[Extracts from a graphics dataset]
▬▬▬▬▬▬
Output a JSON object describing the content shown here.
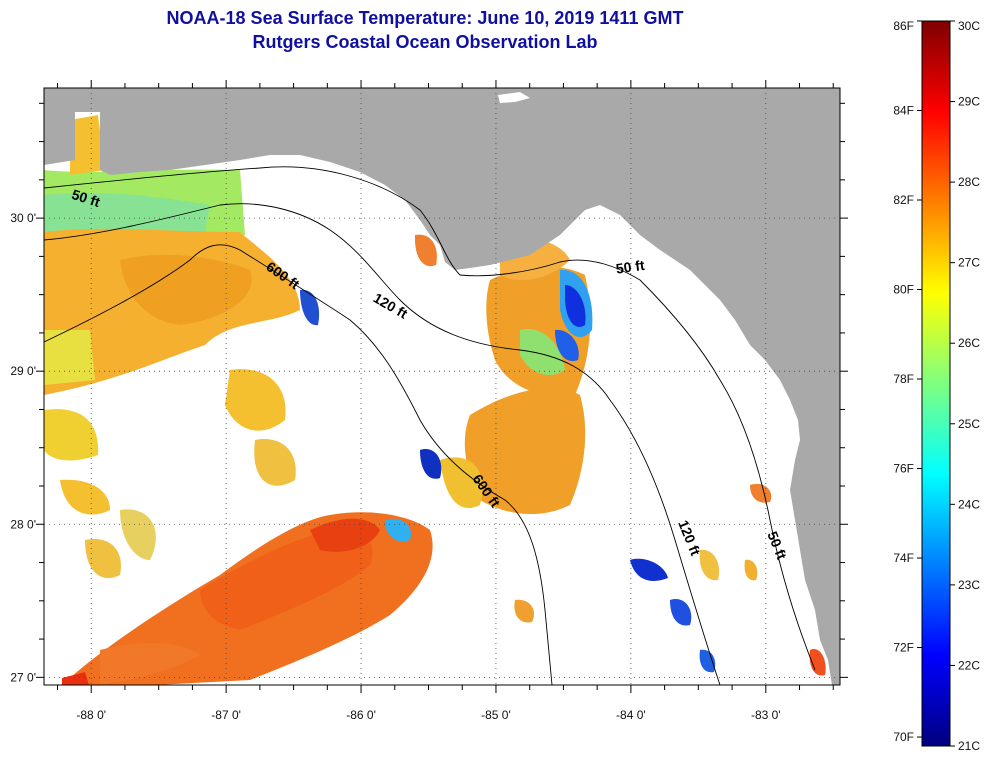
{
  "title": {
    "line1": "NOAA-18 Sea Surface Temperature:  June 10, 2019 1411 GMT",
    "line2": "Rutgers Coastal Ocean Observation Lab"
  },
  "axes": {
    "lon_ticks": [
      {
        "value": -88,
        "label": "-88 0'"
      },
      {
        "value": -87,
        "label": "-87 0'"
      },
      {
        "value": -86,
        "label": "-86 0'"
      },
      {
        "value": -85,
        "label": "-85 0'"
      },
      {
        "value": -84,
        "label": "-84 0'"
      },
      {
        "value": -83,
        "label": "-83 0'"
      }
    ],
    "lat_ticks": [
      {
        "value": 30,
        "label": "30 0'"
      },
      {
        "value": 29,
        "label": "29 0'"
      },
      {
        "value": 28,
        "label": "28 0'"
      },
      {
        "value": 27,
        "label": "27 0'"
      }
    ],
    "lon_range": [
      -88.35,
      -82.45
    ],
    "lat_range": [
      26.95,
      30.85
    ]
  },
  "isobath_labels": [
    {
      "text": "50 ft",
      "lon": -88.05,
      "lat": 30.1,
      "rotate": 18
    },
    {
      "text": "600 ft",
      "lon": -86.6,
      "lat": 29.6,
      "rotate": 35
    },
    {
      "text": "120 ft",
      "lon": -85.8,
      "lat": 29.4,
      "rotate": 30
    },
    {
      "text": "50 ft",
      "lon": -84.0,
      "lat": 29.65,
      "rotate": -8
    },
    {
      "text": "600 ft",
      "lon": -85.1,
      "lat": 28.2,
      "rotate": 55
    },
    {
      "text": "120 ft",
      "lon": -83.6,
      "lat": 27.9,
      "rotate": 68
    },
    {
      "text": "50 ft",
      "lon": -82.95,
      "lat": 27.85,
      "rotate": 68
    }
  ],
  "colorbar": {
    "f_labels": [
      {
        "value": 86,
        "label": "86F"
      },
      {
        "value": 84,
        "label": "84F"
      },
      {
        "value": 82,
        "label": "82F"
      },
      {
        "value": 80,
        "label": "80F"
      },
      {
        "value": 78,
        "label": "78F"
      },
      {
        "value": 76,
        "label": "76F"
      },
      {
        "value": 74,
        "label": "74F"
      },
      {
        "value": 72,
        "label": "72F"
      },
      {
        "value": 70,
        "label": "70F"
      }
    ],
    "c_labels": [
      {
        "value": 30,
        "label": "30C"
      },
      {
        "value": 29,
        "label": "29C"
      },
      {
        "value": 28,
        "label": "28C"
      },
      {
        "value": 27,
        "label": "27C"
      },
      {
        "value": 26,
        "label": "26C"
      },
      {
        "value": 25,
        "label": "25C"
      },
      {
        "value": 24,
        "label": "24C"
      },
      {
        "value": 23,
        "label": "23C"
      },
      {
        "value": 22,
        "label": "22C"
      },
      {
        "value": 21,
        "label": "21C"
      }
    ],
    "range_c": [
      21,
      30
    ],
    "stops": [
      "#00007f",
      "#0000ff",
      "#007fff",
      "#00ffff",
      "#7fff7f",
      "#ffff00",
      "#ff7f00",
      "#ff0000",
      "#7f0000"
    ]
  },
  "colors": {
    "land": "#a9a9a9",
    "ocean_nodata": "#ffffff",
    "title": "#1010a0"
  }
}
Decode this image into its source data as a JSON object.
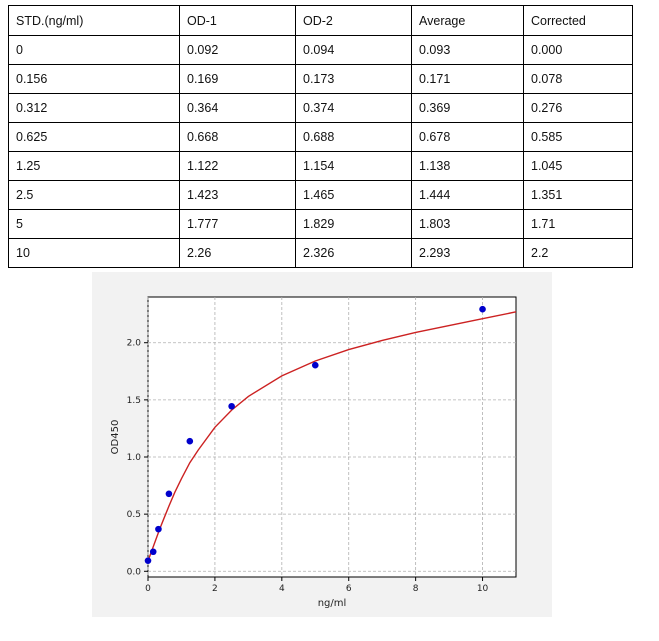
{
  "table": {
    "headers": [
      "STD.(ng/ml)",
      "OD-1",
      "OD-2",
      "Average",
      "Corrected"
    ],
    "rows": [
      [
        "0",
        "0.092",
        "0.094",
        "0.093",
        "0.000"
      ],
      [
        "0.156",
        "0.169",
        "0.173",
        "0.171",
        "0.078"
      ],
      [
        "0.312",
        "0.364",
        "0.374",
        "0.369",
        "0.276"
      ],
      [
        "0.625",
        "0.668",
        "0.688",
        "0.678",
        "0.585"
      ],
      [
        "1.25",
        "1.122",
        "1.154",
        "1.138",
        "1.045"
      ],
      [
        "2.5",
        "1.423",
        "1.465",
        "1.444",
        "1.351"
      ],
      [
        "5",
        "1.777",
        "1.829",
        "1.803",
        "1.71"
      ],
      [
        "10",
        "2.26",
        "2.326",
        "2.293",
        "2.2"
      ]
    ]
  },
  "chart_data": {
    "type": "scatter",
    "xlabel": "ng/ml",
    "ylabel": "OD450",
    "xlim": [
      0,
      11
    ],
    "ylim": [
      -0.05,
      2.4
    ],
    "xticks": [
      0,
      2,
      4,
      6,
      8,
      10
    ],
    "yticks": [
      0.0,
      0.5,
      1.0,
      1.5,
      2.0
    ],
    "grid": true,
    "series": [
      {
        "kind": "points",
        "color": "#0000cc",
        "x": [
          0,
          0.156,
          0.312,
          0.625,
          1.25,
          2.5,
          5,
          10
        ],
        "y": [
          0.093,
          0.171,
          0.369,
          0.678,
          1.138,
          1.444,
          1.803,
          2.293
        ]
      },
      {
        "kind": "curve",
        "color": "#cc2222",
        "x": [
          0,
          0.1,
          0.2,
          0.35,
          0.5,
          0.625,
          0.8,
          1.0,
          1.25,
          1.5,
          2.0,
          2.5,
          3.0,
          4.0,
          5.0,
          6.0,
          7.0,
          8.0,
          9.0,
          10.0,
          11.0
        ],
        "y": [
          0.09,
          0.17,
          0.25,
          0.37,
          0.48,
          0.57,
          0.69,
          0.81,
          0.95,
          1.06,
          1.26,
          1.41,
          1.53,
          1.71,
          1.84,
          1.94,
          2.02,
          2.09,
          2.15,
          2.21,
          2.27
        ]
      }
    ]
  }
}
▬▬▬▬▬▬
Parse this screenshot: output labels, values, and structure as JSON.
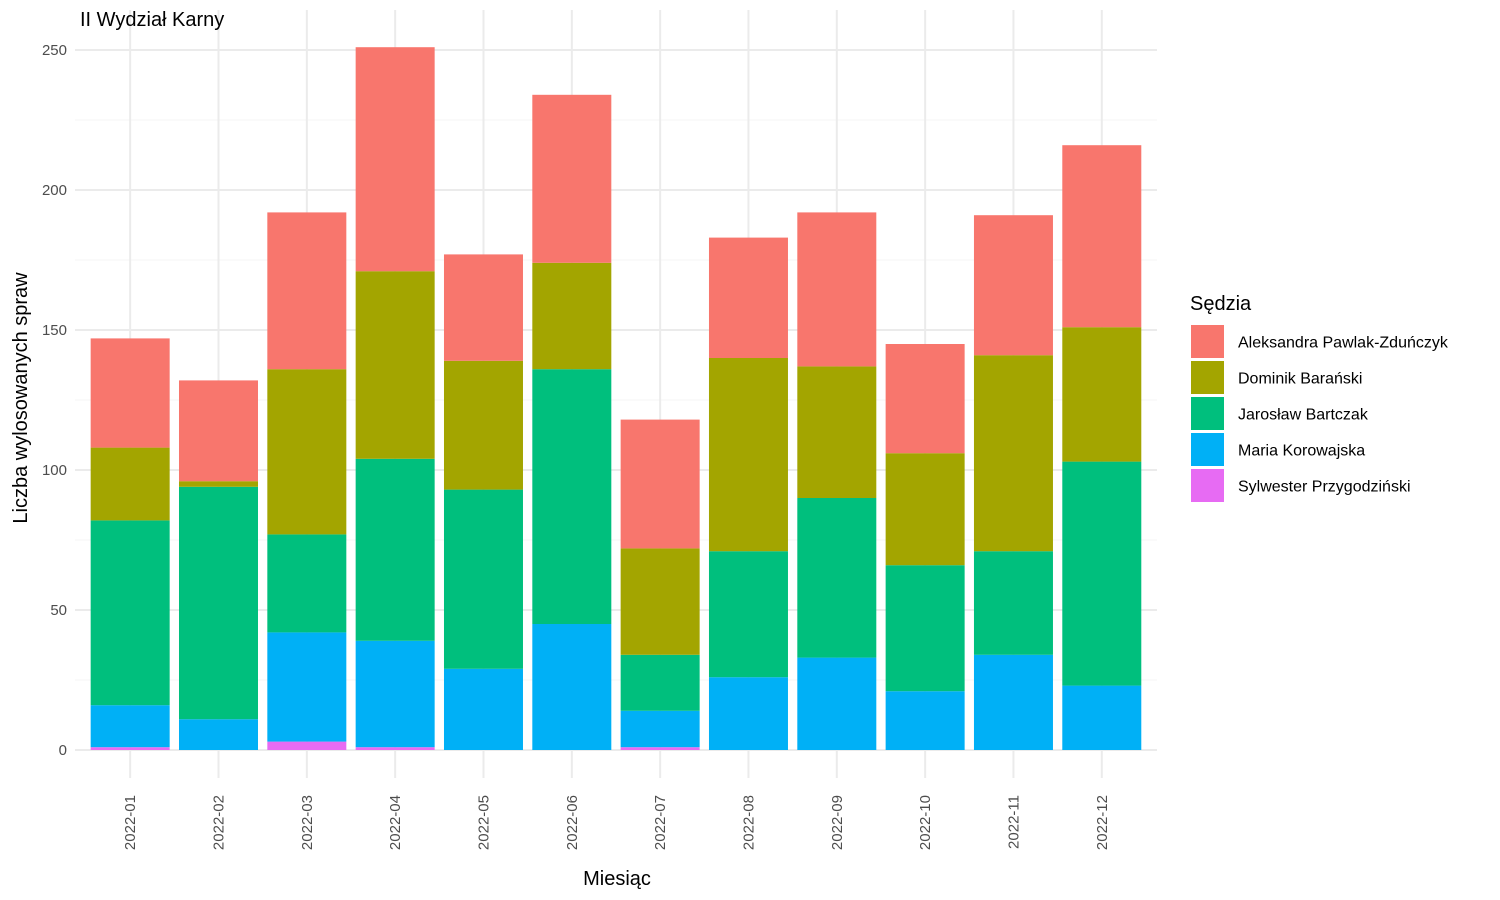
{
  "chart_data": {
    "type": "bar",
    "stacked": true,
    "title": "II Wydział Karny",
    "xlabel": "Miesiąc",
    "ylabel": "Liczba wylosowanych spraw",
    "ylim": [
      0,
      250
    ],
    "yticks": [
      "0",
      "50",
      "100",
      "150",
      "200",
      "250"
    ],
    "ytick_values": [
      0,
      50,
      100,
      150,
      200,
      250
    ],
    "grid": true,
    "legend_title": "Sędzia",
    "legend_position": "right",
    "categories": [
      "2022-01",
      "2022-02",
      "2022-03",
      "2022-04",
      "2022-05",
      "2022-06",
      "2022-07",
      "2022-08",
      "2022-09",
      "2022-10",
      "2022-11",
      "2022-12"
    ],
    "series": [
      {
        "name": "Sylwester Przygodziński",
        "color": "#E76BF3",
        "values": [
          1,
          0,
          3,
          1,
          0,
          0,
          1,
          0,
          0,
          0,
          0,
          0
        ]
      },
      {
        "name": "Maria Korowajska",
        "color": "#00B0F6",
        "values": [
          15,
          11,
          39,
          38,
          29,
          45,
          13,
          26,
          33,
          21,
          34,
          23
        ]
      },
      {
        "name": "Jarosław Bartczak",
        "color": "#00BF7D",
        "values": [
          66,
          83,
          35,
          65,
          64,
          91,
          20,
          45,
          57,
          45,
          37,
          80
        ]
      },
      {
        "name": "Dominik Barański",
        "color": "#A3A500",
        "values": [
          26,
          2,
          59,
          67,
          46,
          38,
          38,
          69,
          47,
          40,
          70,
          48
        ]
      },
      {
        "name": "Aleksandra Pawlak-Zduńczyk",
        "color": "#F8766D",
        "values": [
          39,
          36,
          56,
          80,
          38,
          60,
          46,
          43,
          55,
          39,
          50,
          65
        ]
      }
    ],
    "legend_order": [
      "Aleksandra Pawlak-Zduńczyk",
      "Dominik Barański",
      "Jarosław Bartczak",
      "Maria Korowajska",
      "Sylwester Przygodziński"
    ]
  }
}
▬▬▬▬▬▬
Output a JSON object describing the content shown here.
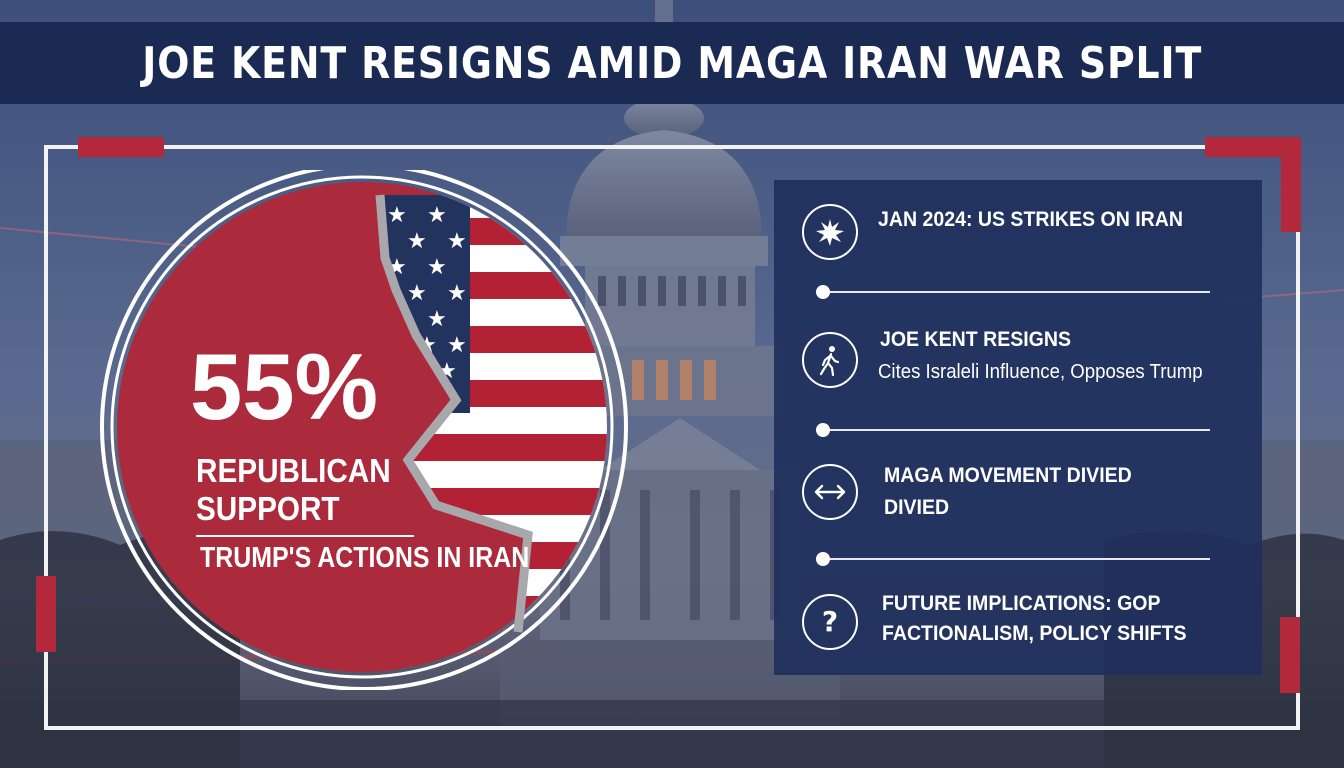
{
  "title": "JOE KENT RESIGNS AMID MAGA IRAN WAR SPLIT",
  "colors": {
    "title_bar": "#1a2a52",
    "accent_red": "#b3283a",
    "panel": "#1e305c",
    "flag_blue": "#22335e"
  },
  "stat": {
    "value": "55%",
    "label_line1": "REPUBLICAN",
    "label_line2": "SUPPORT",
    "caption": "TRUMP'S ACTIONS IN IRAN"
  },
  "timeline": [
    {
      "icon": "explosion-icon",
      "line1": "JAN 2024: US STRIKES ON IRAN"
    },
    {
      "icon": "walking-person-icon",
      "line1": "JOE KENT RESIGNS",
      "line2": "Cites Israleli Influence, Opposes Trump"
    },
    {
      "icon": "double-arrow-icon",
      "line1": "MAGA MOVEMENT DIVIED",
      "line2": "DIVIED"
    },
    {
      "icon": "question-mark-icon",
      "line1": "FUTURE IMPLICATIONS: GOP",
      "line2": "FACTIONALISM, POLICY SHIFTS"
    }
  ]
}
▬▬▬▬▬▬
### What needs to be done
Look through the listing above. Pick out each line with "Dominik" and copy it.

### Reply
        "name": "Dominik Barański",
      "Dominik Barański",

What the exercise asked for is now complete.